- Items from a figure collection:

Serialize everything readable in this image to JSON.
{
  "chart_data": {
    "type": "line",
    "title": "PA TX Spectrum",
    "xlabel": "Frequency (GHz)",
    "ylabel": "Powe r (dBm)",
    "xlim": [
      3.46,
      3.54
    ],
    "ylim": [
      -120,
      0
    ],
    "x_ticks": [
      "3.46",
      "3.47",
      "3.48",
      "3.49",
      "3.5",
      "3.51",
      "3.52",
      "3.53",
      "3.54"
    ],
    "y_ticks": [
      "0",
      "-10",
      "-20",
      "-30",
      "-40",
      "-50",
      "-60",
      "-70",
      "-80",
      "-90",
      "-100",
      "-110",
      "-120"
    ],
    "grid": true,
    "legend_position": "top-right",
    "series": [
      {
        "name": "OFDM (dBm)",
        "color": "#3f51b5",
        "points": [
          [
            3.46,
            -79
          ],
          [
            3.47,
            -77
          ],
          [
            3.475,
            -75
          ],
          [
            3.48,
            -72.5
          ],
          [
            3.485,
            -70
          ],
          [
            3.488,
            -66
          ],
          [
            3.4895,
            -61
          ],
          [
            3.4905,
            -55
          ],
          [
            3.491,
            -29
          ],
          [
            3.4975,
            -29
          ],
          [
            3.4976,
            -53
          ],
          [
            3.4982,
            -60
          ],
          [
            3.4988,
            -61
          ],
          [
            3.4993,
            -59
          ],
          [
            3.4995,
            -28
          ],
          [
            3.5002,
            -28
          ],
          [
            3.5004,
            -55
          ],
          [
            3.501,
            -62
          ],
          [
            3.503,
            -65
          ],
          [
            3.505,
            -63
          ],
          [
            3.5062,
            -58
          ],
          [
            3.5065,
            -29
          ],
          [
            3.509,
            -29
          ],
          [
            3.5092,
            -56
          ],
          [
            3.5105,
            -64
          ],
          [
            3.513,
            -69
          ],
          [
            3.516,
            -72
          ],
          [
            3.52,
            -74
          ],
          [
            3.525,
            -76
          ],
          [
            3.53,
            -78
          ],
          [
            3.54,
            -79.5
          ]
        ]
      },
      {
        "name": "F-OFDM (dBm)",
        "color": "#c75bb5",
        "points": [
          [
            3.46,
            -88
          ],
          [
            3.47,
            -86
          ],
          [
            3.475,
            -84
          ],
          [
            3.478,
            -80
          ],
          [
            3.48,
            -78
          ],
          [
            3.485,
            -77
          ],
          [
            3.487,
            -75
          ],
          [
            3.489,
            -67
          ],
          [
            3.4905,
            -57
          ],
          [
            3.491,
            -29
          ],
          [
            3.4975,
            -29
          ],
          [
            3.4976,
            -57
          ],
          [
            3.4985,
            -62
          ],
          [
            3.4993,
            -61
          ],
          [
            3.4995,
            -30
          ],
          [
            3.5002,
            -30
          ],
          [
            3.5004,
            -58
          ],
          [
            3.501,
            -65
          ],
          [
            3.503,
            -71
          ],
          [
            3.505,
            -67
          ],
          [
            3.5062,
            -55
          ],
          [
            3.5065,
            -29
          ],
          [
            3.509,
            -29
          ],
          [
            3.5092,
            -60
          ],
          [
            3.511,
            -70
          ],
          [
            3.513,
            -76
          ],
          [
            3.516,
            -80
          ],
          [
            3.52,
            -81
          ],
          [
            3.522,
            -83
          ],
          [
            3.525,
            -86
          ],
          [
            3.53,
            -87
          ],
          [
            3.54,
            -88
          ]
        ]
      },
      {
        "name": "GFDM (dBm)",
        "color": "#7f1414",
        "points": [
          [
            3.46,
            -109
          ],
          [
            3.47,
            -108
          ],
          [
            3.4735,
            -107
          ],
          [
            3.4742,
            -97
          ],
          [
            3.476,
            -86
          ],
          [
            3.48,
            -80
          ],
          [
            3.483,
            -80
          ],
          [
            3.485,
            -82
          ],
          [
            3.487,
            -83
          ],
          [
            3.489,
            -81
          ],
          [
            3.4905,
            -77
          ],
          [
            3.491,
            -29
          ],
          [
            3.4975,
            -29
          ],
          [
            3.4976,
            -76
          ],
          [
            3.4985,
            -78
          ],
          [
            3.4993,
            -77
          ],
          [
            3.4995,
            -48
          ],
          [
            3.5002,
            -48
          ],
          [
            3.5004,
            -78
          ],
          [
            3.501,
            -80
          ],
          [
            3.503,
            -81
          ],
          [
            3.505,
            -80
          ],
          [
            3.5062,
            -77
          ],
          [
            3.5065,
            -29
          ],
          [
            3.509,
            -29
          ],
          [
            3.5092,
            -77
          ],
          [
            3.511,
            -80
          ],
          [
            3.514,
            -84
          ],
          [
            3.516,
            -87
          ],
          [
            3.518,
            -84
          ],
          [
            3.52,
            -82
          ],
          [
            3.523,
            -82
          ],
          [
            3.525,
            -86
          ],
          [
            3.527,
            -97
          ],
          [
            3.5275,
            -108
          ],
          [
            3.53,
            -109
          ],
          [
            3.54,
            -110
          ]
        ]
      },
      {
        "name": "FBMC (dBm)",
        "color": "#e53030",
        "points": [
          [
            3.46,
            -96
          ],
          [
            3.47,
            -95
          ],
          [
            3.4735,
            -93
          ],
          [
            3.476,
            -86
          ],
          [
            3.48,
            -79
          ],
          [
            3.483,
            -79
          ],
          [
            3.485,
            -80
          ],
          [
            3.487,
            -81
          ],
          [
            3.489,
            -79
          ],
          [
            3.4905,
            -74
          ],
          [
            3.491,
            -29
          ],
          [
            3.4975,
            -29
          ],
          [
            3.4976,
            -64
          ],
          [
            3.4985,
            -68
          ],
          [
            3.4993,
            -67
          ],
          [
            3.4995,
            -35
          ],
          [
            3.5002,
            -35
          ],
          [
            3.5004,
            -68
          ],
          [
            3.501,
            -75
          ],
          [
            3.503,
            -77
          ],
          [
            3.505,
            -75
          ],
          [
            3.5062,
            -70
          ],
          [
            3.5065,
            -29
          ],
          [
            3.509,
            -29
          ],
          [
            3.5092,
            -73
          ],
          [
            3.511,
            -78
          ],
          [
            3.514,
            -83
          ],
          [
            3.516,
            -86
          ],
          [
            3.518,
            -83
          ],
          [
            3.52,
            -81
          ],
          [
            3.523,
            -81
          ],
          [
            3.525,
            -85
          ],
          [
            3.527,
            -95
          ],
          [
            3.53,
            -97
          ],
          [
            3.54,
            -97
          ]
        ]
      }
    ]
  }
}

- WRITTEN INSTRUCTION: Print the complete listing again, exactly as it stands.

- EXERCISE SOLUTION:
Serialize everything readable in this image to JSON.
{
  "chart_data": {
    "type": "line",
    "title": "PA TX Spectrum",
    "xlabel": "Frequency (GHz)",
    "ylabel": "Powe r (dBm)",
    "xlim": [
      3.46,
      3.54
    ],
    "ylim": [
      -120,
      0
    ],
    "x_ticks": [
      "3.46",
      "3.47",
      "3.48",
      "3.49",
      "3.5",
      "3.51",
      "3.52",
      "3.53",
      "3.54"
    ],
    "y_ticks": [
      "0",
      "-10",
      "-20",
      "-30",
      "-40",
      "-50",
      "-60",
      "-70",
      "-80",
      "-90",
      "-100",
      "-110",
      "-120"
    ],
    "grid": true,
    "legend_position": "top-right",
    "series": [
      {
        "name": "OFDM (dBm)",
        "color": "#3f51b5",
        "points": [
          [
            3.46,
            -79
          ],
          [
            3.47,
            -77
          ],
          [
            3.475,
            -75
          ],
          [
            3.48,
            -72.5
          ],
          [
            3.485,
            -70
          ],
          [
            3.488,
            -66
          ],
          [
            3.4895,
            -61
          ],
          [
            3.4905,
            -55
          ],
          [
            3.491,
            -29
          ],
          [
            3.4975,
            -29
          ],
          [
            3.4976,
            -53
          ],
          [
            3.4982,
            -60
          ],
          [
            3.4988,
            -61
          ],
          [
            3.4993,
            -59
          ],
          [
            3.4995,
            -28
          ],
          [
            3.5002,
            -28
          ],
          [
            3.5004,
            -55
          ],
          [
            3.501,
            -62
          ],
          [
            3.503,
            -65
          ],
          [
            3.505,
            -63
          ],
          [
            3.5062,
            -58
          ],
          [
            3.5065,
            -29
          ],
          [
            3.509,
            -29
          ],
          [
            3.5092,
            -56
          ],
          [
            3.5105,
            -64
          ],
          [
            3.513,
            -69
          ],
          [
            3.516,
            -72
          ],
          [
            3.52,
            -74
          ],
          [
            3.525,
            -76
          ],
          [
            3.53,
            -78
          ],
          [
            3.54,
            -79.5
          ]
        ]
      },
      {
        "name": "F-OFDM (dBm)",
        "color": "#c75bb5",
        "points": [
          [
            3.46,
            -88
          ],
          [
            3.47,
            -86
          ],
          [
            3.475,
            -84
          ],
          [
            3.478,
            -80
          ],
          [
            3.48,
            -78
          ],
          [
            3.485,
            -77
          ],
          [
            3.487,
            -75
          ],
          [
            3.489,
            -67
          ],
          [
            3.4905,
            -57
          ],
          [
            3.491,
            -29
          ],
          [
            3.4975,
            -29
          ],
          [
            3.4976,
            -57
          ],
          [
            3.4985,
            -62
          ],
          [
            3.4993,
            -61
          ],
          [
            3.4995,
            -30
          ],
          [
            3.5002,
            -30
          ],
          [
            3.5004,
            -58
          ],
          [
            3.501,
            -65
          ],
          [
            3.503,
            -71
          ],
          [
            3.505,
            -67
          ],
          [
            3.5062,
            -55
          ],
          [
            3.5065,
            -29
          ],
          [
            3.509,
            -29
          ],
          [
            3.5092,
            -60
          ],
          [
            3.511,
            -70
          ],
          [
            3.513,
            -76
          ],
          [
            3.516,
            -80
          ],
          [
            3.52,
            -81
          ],
          [
            3.522,
            -83
          ],
          [
            3.525,
            -86
          ],
          [
            3.53,
            -87
          ],
          [
            3.54,
            -88
          ]
        ]
      },
      {
        "name": "GFDM (dBm)",
        "color": "#7f1414",
        "points": [
          [
            3.46,
            -109
          ],
          [
            3.47,
            -108
          ],
          [
            3.4735,
            -107
          ],
          [
            3.4742,
            -97
          ],
          [
            3.476,
            -86
          ],
          [
            3.48,
            -80
          ],
          [
            3.483,
            -80
          ],
          [
            3.485,
            -82
          ],
          [
            3.487,
            -83
          ],
          [
            3.489,
            -81
          ],
          [
            3.4905,
            -77
          ],
          [
            3.491,
            -29
          ],
          [
            3.4975,
            -29
          ],
          [
            3.4976,
            -76
          ],
          [
            3.4985,
            -78
          ],
          [
            3.4993,
            -77
          ],
          [
            3.4995,
            -48
          ],
          [
            3.5002,
            -48
          ],
          [
            3.5004,
            -78
          ],
          [
            3.501,
            -80
          ],
          [
            3.503,
            -81
          ],
          [
            3.505,
            -80
          ],
          [
            3.5062,
            -77
          ],
          [
            3.5065,
            -29
          ],
          [
            3.509,
            -29
          ],
          [
            3.5092,
            -77
          ],
          [
            3.511,
            -80
          ],
          [
            3.514,
            -84
          ],
          [
            3.516,
            -87
          ],
          [
            3.518,
            -84
          ],
          [
            3.52,
            -82
          ],
          [
            3.523,
            -82
          ],
          [
            3.525,
            -86
          ],
          [
            3.527,
            -97
          ],
          [
            3.5275,
            -108
          ],
          [
            3.53,
            -109
          ],
          [
            3.54,
            -110
          ]
        ]
      },
      {
        "name": "FBMC (dBm)",
        "color": "#e53030",
        "points": [
          [
            3.46,
            -96
          ],
          [
            3.47,
            -95
          ],
          [
            3.4735,
            -93
          ],
          [
            3.476,
            -86
          ],
          [
            3.48,
            -79
          ],
          [
            3.483,
            -79
          ],
          [
            3.485,
            -80
          ],
          [
            3.487,
            -81
          ],
          [
            3.489,
            -79
          ],
          [
            3.4905,
            -74
          ],
          [
            3.491,
            -29
          ],
          [
            3.4975,
            -29
          ],
          [
            3.4976,
            -64
          ],
          [
            3.4985,
            -68
          ],
          [
            3.4993,
            -67
          ],
          [
            3.4995,
            -35
          ],
          [
            3.5002,
            -35
          ],
          [
            3.5004,
            -68
          ],
          [
            3.501,
            -75
          ],
          [
            3.503,
            -77
          ],
          [
            3.505,
            -75
          ],
          [
            3.5062,
            -70
          ],
          [
            3.5065,
            -29
          ],
          [
            3.509,
            -29
          ],
          [
            3.5092,
            -73
          ],
          [
            3.511,
            -78
          ],
          [
            3.514,
            -83
          ],
          [
            3.516,
            -86
          ],
          [
            3.518,
            -83
          ],
          [
            3.52,
            -81
          ],
          [
            3.523,
            -81
          ],
          [
            3.525,
            -85
          ],
          [
            3.527,
            -95
          ],
          [
            3.53,
            -97
          ],
          [
            3.54,
            -97
          ]
        ]
      }
    ]
  }
}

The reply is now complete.